[Start Extracted information]

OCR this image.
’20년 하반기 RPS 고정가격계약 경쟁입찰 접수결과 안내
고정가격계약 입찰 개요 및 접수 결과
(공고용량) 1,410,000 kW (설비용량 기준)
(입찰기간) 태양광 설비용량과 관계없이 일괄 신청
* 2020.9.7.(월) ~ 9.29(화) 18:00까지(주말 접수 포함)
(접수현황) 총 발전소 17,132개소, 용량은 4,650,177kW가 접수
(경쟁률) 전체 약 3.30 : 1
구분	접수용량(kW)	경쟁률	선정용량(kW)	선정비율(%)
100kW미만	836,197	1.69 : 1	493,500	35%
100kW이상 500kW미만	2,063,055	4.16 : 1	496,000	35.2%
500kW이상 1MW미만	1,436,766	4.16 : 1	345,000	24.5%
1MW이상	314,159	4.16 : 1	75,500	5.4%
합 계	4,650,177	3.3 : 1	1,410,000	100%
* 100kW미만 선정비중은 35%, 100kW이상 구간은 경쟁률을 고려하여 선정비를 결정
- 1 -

[End Extracted information]

#### Stated goal:
Quote each line above in full, word for word.

#### Answer to the task:
OCR this image.
’20년 하반기 RPS 고정가격계약 경쟁입찰 접수결과 안내
고정가격계약 입찰 개요 및 접수 결과
(공고용량) 1,410,000 kW (설비용량 기준)
(입찰기간) 태양광 설비용량과 관계없이 일괄 신청
* 2020.9.7.(월) ~ 9.29(화) 18:00까지(주말 접수 포함)
(접수현황) 총 발전소 17,132개소, 용량은 4,650,177kW가 접수
(경쟁률) 전체 약 3.30 : 1
구분	접수용량(kW)	경쟁률	선정용량(kW)	선정비율(%)
100kW미만	836,197	1.69 : 1	493,500	35%
100kW이상 500kW미만	2,063,055	4.16 : 1	496,000	35.2%
500kW이상 1MW미만	1,436,766	4.16 : 1	345,000	24.5%
1MW이상	314,159	4.16 : 1	75,500	5.4%
합 계	4,650,177	3.3 : 1	1,410,000	100%
* 100kW미만 선정비중은 35%, 100kW이상 구간은 경쟁률을 고려하여 선정비를 결정
- 1 -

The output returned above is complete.